### Extracted data entries
--- start ---
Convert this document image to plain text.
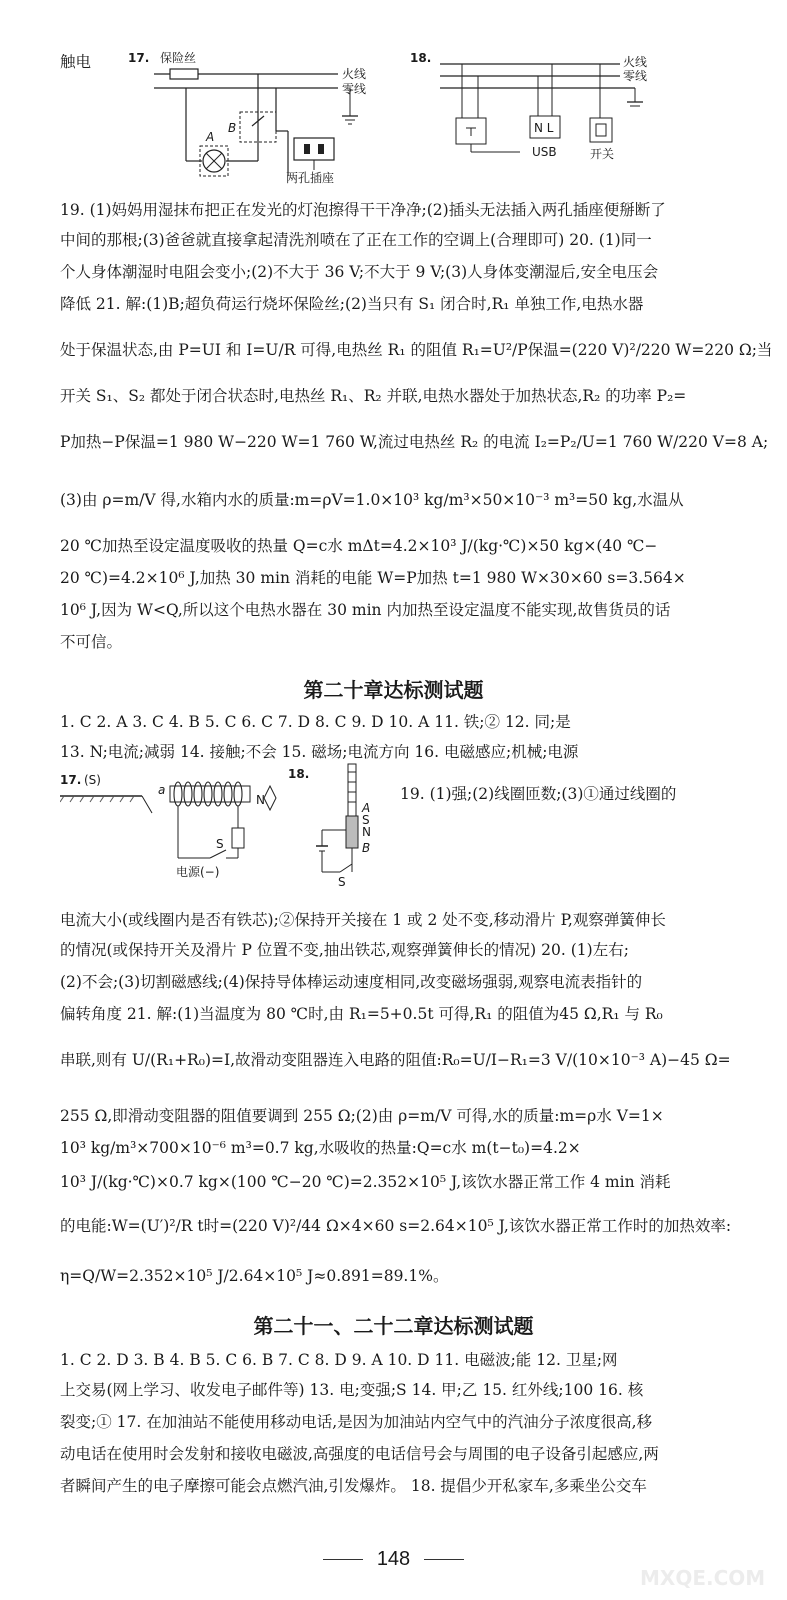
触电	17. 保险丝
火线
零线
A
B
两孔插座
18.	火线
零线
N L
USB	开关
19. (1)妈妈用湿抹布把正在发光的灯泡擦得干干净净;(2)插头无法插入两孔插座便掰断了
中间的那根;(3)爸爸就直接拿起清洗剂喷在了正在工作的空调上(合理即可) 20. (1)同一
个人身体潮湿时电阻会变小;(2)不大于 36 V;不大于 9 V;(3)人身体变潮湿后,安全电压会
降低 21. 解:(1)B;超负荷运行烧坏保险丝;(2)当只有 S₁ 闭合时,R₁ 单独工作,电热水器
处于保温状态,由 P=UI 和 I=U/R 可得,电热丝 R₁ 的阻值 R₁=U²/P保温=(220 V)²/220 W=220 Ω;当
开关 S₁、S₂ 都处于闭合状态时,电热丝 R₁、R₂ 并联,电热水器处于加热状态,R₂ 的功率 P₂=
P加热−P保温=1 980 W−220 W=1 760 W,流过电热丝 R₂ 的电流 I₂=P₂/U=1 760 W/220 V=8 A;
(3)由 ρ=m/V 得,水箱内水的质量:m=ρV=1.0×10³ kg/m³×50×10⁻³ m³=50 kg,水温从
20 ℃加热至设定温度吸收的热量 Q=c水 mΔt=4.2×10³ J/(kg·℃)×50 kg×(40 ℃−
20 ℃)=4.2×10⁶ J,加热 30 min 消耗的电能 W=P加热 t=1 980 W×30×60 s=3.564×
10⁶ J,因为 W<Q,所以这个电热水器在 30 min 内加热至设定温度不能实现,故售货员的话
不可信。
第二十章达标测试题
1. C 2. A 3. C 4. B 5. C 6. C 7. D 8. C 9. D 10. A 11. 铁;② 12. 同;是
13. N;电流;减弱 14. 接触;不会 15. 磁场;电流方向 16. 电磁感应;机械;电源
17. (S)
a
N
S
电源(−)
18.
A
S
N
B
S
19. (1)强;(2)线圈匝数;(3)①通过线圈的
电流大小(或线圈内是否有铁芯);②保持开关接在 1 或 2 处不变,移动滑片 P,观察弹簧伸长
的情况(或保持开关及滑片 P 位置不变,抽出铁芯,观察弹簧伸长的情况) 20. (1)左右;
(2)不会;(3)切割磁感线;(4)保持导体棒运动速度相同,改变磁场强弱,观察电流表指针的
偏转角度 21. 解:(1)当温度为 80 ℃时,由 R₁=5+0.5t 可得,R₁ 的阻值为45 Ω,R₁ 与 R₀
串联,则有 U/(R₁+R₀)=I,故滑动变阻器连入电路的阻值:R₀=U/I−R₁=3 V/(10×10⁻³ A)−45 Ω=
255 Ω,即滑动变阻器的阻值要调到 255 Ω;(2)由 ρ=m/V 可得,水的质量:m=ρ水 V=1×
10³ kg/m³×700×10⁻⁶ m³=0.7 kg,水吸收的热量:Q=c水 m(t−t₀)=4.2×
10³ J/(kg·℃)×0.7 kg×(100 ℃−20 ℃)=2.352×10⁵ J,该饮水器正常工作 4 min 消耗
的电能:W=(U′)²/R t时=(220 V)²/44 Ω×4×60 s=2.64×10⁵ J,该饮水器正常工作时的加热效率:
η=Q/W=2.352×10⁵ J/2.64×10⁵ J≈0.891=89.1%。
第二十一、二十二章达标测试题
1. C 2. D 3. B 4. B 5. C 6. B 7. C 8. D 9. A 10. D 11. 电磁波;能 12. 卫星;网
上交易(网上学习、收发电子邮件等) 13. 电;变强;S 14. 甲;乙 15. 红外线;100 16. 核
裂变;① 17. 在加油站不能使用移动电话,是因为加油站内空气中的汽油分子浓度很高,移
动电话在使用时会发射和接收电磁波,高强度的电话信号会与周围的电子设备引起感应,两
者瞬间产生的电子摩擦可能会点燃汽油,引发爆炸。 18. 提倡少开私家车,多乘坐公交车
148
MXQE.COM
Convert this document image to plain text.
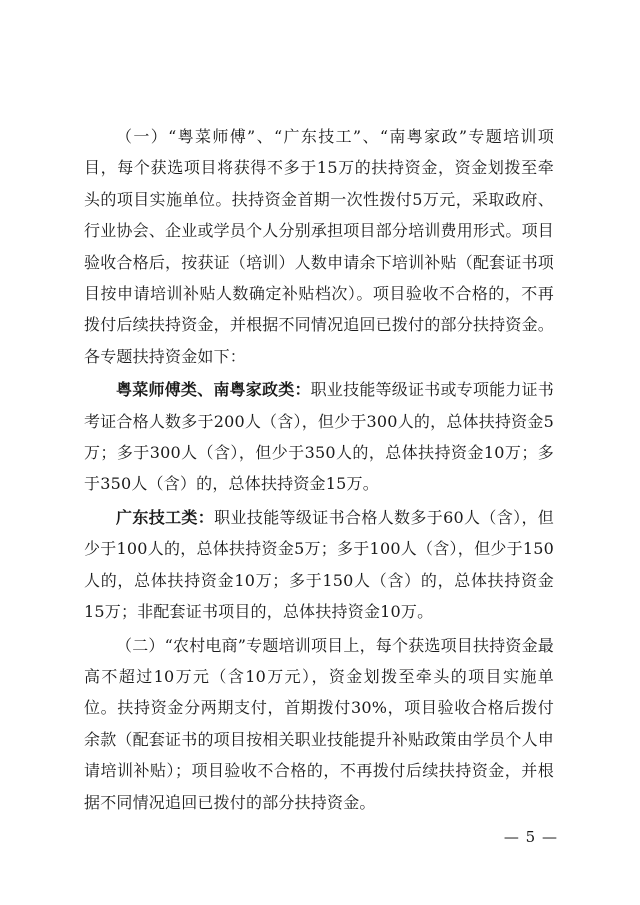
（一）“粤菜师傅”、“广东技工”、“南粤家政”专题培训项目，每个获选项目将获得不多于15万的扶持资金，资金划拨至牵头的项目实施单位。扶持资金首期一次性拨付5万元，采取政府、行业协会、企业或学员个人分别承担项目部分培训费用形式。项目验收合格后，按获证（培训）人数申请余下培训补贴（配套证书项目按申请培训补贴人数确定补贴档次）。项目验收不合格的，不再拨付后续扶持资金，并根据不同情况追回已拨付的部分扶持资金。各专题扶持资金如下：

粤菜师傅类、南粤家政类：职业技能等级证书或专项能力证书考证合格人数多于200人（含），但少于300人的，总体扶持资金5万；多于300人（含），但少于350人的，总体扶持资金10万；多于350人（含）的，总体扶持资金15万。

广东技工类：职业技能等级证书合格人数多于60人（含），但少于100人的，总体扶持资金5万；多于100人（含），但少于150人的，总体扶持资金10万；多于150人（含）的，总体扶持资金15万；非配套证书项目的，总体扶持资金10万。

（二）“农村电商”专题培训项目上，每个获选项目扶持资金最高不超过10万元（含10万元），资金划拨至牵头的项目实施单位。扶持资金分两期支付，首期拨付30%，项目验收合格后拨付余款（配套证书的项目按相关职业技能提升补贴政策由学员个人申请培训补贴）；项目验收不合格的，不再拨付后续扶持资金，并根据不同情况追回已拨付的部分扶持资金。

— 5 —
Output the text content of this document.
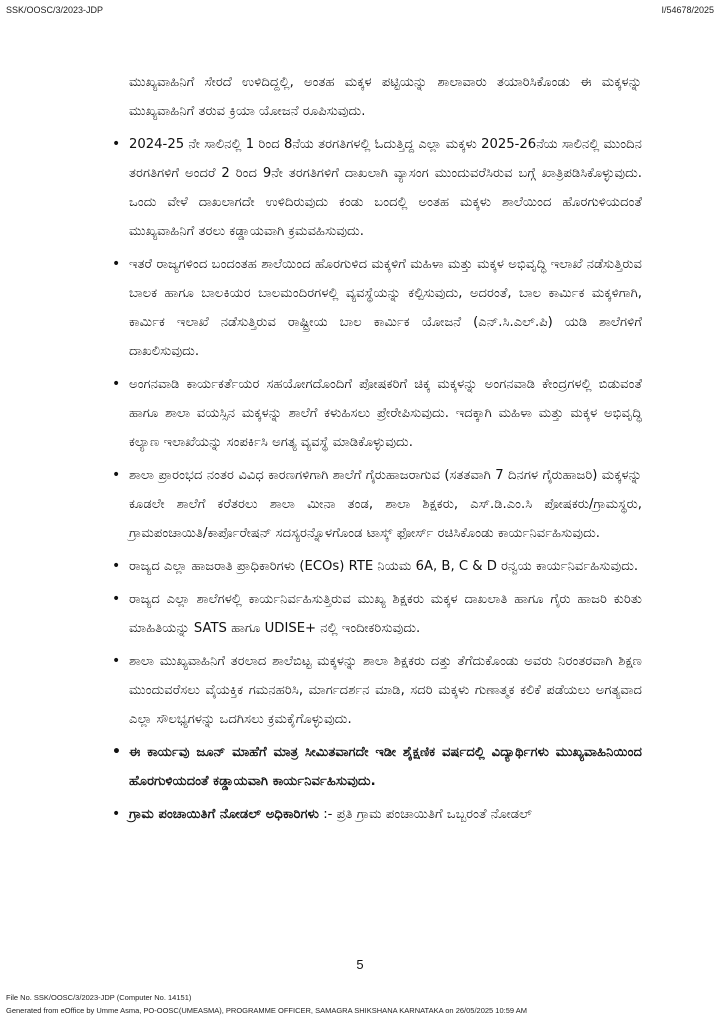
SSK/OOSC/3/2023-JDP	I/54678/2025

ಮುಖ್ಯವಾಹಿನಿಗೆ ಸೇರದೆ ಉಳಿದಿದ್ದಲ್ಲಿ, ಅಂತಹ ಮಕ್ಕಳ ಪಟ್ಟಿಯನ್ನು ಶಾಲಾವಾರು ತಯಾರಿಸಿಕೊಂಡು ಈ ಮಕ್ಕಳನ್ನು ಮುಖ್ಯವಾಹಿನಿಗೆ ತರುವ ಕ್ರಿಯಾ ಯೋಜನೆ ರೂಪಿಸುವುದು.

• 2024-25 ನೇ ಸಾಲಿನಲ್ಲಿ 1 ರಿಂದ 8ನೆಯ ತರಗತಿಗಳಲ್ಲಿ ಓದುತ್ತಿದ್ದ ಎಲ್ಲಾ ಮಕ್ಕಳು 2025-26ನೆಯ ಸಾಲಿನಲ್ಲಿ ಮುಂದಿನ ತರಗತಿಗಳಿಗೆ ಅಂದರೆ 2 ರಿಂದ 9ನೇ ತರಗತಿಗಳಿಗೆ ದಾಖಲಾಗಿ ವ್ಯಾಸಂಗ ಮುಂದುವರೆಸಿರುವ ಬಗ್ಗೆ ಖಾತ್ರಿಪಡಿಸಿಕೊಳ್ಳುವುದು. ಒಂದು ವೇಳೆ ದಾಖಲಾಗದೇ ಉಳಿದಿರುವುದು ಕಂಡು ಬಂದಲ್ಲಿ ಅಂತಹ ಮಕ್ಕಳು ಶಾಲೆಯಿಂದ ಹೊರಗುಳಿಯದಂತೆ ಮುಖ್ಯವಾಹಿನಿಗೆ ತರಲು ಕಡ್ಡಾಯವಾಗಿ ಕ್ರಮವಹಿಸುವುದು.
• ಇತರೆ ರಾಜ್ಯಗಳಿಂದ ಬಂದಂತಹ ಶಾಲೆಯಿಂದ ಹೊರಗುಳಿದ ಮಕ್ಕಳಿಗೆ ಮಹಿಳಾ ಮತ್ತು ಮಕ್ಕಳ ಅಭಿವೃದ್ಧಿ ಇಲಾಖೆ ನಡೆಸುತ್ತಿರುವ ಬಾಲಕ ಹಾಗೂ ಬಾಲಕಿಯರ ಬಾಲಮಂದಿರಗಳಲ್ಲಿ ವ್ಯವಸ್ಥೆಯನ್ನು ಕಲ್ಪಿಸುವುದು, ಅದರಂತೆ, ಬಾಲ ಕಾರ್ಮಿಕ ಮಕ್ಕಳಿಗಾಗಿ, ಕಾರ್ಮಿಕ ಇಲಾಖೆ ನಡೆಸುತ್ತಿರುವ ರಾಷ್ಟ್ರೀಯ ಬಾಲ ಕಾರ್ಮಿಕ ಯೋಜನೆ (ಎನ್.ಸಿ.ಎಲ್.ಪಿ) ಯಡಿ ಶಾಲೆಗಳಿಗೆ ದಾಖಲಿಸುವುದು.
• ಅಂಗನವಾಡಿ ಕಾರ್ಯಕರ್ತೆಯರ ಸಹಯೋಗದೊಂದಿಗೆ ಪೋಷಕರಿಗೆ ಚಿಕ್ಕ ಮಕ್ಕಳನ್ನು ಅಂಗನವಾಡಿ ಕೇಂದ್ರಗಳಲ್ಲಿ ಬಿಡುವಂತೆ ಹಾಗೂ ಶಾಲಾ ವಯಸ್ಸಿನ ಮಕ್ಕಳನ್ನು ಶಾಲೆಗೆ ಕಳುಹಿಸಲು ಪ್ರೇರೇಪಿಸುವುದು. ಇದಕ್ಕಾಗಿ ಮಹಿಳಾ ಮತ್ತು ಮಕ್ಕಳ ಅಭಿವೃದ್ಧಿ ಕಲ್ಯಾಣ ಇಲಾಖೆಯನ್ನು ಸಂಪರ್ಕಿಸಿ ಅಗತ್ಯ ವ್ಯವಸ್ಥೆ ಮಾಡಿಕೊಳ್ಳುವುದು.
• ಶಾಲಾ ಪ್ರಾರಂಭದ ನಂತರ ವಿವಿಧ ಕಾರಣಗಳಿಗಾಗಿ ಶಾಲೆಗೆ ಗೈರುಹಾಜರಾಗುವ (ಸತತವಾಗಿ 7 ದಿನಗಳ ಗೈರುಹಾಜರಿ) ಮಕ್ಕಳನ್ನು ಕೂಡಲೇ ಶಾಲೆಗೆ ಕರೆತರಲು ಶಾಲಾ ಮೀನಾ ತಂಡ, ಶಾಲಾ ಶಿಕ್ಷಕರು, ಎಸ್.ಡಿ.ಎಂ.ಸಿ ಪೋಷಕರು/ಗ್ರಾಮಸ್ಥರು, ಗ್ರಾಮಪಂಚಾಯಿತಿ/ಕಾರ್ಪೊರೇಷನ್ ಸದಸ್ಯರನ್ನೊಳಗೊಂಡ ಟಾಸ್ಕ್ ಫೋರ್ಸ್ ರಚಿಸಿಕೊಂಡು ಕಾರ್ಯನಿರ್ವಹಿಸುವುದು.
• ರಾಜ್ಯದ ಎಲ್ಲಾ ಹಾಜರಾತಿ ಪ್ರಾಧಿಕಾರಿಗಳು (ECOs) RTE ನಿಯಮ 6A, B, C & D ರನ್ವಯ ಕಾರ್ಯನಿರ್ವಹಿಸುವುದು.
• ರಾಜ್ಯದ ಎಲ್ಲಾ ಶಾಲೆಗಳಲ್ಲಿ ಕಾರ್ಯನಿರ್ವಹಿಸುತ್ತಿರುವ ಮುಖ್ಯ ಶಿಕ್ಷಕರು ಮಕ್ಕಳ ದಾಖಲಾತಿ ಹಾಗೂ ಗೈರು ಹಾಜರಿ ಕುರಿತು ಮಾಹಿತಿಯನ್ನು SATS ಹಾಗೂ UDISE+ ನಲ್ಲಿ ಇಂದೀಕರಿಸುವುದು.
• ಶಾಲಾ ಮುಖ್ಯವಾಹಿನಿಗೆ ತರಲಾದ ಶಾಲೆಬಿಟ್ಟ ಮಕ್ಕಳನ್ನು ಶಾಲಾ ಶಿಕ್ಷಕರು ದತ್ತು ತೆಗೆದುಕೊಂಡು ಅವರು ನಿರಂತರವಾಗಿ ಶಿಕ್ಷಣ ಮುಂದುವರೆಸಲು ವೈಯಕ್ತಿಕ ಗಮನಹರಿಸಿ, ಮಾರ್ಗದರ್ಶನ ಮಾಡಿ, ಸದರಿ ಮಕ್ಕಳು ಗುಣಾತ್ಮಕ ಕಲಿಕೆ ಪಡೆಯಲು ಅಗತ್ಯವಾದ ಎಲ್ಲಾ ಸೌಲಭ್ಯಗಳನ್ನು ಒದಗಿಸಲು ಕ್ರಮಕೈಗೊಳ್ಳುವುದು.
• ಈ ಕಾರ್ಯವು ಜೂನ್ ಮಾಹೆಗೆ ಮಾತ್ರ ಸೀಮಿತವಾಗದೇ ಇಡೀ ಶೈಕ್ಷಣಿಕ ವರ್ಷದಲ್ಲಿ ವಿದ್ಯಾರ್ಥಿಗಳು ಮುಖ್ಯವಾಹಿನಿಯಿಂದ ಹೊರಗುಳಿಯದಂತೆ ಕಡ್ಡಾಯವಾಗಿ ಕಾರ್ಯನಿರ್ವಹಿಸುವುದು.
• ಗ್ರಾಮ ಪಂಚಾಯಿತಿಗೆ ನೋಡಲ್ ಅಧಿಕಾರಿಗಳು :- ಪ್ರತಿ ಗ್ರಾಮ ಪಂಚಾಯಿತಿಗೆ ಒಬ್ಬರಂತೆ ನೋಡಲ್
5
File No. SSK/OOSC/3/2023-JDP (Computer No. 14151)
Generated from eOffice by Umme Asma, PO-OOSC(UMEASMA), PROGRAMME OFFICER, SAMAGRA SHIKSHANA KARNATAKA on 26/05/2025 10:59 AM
--- end ---
### AIM
Write out every line of the preceding listing that contains "项目验收不合格的".

### SOLUTION
（一）“粤菜师傅”、“广东技工”、“南粤家政”专题培训项目，每个获选项目将获得不多于15万的扶持资金，资金划拨至牵头的项目实施单位。扶持资金首期一次性拨付5万元，采取政府、行业协会、企业或学员个人分别承担项目部分培训费用形式。项目验收合格后，按获证（培训）人数申请余下培训补贴（配套证书项目按申请培训补贴人数确定补贴档次）。项目验收不合格的，不再拨付后续扶持资金，并根据不同情况追回已拨付的部分扶持资金。各专题扶持资金如下：
（二）“农村电商”专题培训项目上，每个获选项目扶持资金最高不超过10万元（含10万元），资金划拨至牵头的项目实施单位。扶持资金分两期支付，首期拨付30%，项目验收合格后拨付余款（配套证书的项目按相关职业技能提升补贴政策由学员个人申请培训补贴）；项目验收不合格的，不再拨付后续扶持资金，并根据不同情况追回已拨付的部分扶持资金。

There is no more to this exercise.